[Data extracted from a collection]
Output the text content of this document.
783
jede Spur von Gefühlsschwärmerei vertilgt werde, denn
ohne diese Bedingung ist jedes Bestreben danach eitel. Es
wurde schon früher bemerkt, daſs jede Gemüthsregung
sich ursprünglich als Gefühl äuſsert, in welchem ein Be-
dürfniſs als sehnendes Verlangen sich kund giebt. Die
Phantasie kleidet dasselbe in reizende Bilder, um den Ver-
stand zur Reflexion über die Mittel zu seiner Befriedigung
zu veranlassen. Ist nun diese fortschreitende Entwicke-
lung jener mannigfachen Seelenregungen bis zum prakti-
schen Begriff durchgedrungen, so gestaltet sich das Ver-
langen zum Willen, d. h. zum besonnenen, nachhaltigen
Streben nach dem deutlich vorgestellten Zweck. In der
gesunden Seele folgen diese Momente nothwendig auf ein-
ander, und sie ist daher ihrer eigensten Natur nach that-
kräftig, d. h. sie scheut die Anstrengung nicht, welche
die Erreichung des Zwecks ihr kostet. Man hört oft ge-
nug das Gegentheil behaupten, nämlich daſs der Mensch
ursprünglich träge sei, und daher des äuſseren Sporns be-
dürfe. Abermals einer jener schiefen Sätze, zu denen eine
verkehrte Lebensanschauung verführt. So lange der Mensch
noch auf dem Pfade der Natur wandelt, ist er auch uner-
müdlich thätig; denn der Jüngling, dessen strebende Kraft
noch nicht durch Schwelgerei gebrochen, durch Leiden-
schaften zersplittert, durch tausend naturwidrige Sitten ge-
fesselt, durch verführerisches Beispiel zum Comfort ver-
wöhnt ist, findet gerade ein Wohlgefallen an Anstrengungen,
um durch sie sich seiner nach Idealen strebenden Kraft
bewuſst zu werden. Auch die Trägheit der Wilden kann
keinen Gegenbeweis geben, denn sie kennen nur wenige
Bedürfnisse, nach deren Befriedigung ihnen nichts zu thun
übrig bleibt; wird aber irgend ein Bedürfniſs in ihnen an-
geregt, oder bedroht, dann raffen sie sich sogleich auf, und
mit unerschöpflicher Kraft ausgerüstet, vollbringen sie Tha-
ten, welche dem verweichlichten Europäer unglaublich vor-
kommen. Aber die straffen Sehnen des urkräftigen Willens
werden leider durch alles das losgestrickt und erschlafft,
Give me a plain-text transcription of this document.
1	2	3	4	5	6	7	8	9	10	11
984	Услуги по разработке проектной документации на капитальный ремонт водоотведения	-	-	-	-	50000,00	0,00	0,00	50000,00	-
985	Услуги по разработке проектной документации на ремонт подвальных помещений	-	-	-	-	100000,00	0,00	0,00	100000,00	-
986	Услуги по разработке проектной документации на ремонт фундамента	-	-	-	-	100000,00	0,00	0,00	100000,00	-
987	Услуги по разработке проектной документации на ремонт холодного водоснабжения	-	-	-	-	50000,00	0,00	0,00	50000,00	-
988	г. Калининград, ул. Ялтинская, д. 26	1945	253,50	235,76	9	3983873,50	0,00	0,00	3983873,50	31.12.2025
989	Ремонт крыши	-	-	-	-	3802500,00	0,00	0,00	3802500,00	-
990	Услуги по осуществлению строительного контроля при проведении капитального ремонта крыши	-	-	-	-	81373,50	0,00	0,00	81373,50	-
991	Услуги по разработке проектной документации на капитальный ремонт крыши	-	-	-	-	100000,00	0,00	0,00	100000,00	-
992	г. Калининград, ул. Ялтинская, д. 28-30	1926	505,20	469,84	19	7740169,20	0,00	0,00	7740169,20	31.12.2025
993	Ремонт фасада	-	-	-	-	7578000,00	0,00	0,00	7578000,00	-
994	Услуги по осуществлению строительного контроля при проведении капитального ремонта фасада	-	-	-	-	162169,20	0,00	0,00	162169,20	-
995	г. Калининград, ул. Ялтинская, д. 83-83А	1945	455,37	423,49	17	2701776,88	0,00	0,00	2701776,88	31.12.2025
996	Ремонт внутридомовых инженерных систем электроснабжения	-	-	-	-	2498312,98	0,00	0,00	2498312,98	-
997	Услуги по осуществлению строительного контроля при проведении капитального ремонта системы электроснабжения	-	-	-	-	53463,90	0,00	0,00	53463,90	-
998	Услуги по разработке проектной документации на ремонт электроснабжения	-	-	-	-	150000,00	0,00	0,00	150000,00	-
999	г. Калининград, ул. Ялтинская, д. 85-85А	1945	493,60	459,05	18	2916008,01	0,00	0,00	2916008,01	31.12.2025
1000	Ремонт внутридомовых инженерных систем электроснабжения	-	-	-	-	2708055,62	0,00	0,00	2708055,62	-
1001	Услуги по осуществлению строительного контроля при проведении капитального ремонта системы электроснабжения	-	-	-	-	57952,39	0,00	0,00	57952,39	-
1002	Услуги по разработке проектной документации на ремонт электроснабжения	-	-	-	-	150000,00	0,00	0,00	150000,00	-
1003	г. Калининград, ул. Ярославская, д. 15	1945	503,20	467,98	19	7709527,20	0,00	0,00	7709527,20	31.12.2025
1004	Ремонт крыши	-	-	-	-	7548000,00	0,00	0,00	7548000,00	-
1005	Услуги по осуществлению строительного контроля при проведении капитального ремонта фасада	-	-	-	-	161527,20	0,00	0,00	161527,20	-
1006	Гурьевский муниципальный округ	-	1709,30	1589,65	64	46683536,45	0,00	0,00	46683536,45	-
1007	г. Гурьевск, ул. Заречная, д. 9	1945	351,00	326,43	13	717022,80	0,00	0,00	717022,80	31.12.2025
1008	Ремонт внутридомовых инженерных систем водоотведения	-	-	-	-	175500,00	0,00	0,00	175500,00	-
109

### Brief
Transcribe the material exactly as it reads.

### Full solution
Output the text content of this document.
783
jede Spur von Gefühlsschwärmerei vertilgt werde, denn
ohne diese Bedingung ist jedes Bestreben danach eitel. Es
wurde schon früher bemerkt, daſs jede Gemüthsregung
sich ursprünglich als Gefühl äuſsert, in welchem ein Be-
dürfniſs als sehnendes Verlangen sich kund giebt. Die
Phantasie kleidet dasselbe in reizende Bilder, um den Ver-
stand zur Reflexion über die Mittel zu seiner Befriedigung
zu veranlassen. Ist nun diese fortschreitende Entwicke-
lung jener mannigfachen Seelenregungen bis zum prakti-
schen Begriff durchgedrungen, so gestaltet sich das Ver-
langen zum Willen, d. h. zum besonnenen, nachhaltigen
Streben nach dem deutlich vorgestellten Zweck. In der
gesunden Seele folgen diese Momente nothwendig auf ein-
ander, und sie ist daher ihrer eigensten Natur nach that-
kräftig, d. h. sie scheut die Anstrengung nicht, welche
die Erreichung des Zwecks ihr kostet. Man hört oft ge-
nug das Gegentheil behaupten, nämlich daſs der Mensch
ursprünglich träge sei, und daher des äuſseren Sporns be-
dürfe. Abermals einer jener schiefen Sätze, zu denen eine
verkehrte Lebensanschauung verführt. So lange der Mensch
noch auf dem Pfade der Natur wandelt, ist er auch uner-
müdlich thätig; denn der Jüngling, dessen strebende Kraft
noch nicht durch Schwelgerei gebrochen, durch Leiden-
schaften zersplittert, durch tausend naturwidrige Sitten ge-
fesselt, durch verführerisches Beispiel zum Comfort ver-
wöhnt ist, findet gerade ein Wohlgefallen an Anstrengungen,
um durch sie sich seiner nach Idealen strebenden Kraft
bewuſst zu werden. Auch die Trägheit der Wilden kann
keinen Gegenbeweis geben, denn sie kennen nur wenige
Bedürfnisse, nach deren Befriedigung ihnen nichts zu thun
übrig bleibt; wird aber irgend ein Bedürfniſs in ihnen an-
geregt, oder bedroht, dann raffen sie sich sogleich auf, und
mit unerschöpflicher Kraft ausgerüstet, vollbringen sie Tha-
ten, welche dem verweichlichten Europäer unglaublich vor-
kommen. Aber die straffen Sehnen des urkräftigen Willens
werden leider durch alles das losgestrickt und erschlafft,
Give me a plain-text transcription of this document.
1	2	3	4	5	6	7	8	9	10	11
984	Услуги по разработке проектной документации на капитальный ремонт водоотведения	-	-	-	-	50000,00	0,00	0,00	50000,00	-
985	Услуги по разработке проектной документации на ремонт подвальных помещений	-	-	-	-	100000,00	0,00	0,00	100000,00	-
986	Услуги по разработке проектной документации на ремонт фундамента	-	-	-	-	100000,00	0,00	0,00	100000,00	-
987	Услуги по разработке проектной документации на ремонт холодного водоснабжения	-	-	-	-	50000,00	0,00	0,00	50000,00	-
988	г. Калининград, ул. Ялтинская, д. 26	1945	253,50	235,76	9	3983873,50	0,00	0,00	3983873,50	31.12.2025
989	Ремонт крыши	-	-	-	-	3802500,00	0,00	0,00	3802500,00	-
990	Услуги по осуществлению строительного контроля при проведении капитального ремонта крыши	-	-	-	-	81373,50	0,00	0,00	81373,50	-
991	Услуги по разработке проектной документации на капитальный ремонт крыши	-	-	-	-	100000,00	0,00	0,00	100000,00	-
992	г. Калининград, ул. Ялтинская, д. 28-30	1926	505,20	469,84	19	7740169,20	0,00	0,00	7740169,20	31.12.2025
993	Ремонт фасада	-	-	-	-	7578000,00	0,00	0,00	7578000,00	-
994	Услуги по осуществлению строительного контроля при проведении капитального ремонта фасада	-	-	-	-	162169,20	0,00	0,00	162169,20	-
995	г. Калининград, ул. Ялтинская, д. 83-83А	1945	455,37	423,49	17	2701776,88	0,00	0,00	2701776,88	31.12.2025
996	Ремонт внутридомовых инженерных систем электроснабжения	-	-	-	-	2498312,98	0,00	0,00	2498312,98	-
997	Услуги по осуществлению строительного контроля при проведении капитального ремонта системы электроснабжения	-	-	-	-	53463,90	0,00	0,00	53463,90	-
998	Услуги по разработке проектной документации на ремонт электроснабжения	-	-	-	-	150000,00	0,00	0,00	150000,00	-
999	г. Калининград, ул. Ялтинская, д. 85-85А	1945	493,60	459,05	18	2916008,01	0,00	0,00	2916008,01	31.12.2025
1000	Ремонт внутридомовых инженерных систем электроснабжения	-	-	-	-	2708055,62	0,00	0,00	2708055,62	-
1001	Услуги по осуществлению строительного контроля при проведении капитального ремонта системы электроснабжения	-	-	-	-	57952,39	0,00	0,00	57952,39	-
1002	Услуги по разработке проектной документации на ремонт электроснабжения	-	-	-	-	150000,00	0,00	0,00	150000,00	-
1003	г. Калининград, ул. Ярославская, д. 15	1945	503,20	467,98	19	7709527,20	0,00	0,00	7709527,20	31.12.2025
1004	Ремонт крыши	-	-	-	-	7548000,00	0,00	0,00	7548000,00	-
1005	Услуги по осуществлению строительного контроля при проведении капитального ремонта фасада	-	-	-	-	161527,20	0,00	0,00	161527,20	-
1006	Гурьевский муниципальный округ	-	1709,30	1589,65	64	46683536,45	0,00	0,00	46683536,45	-
1007	г. Гурьевск, ул. Заречная, д. 9	1945	351,00	326,43	13	717022,80	0,00	0,00	717022,80	31.12.2025
1008	Ремонт внутридомовых инженерных систем водоотведения	-	-	-	-	175500,00	0,00	0,00	175500,00	-
109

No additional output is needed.